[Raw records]
— Start —
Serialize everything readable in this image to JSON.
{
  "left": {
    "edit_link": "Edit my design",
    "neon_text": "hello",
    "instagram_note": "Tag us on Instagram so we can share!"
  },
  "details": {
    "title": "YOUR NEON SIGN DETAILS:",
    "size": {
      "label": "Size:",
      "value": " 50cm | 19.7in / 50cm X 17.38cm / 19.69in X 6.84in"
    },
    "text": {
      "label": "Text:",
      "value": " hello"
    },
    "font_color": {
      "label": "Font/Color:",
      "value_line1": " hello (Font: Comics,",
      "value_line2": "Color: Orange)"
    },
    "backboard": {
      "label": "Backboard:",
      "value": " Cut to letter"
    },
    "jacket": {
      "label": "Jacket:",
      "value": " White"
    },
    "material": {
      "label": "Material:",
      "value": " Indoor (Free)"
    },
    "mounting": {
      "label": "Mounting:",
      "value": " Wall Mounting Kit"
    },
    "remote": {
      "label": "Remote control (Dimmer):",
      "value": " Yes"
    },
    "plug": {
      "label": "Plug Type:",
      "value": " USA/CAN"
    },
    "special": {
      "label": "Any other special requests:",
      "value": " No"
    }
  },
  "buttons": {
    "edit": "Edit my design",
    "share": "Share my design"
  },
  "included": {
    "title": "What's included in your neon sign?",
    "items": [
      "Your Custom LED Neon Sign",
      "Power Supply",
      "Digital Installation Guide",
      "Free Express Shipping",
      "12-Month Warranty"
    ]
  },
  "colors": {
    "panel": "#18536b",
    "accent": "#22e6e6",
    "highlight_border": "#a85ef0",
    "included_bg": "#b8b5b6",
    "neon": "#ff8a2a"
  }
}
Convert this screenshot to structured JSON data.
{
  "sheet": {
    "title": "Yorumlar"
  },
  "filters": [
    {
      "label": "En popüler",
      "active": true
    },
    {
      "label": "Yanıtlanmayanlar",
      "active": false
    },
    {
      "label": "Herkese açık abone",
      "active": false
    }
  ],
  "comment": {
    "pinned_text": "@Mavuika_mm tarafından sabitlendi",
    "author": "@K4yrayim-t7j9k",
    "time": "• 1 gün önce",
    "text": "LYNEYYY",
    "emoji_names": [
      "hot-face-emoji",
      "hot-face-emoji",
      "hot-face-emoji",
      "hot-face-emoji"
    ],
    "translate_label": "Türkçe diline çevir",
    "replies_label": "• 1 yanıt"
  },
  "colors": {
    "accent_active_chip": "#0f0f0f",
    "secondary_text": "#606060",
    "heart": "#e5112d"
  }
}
— End —
Every line in the data that holds "this" should be copied out.

◆ **Output of the task**:
Serialize everything readable in this image to JSON.
Convert this screenshot to structured JSON data.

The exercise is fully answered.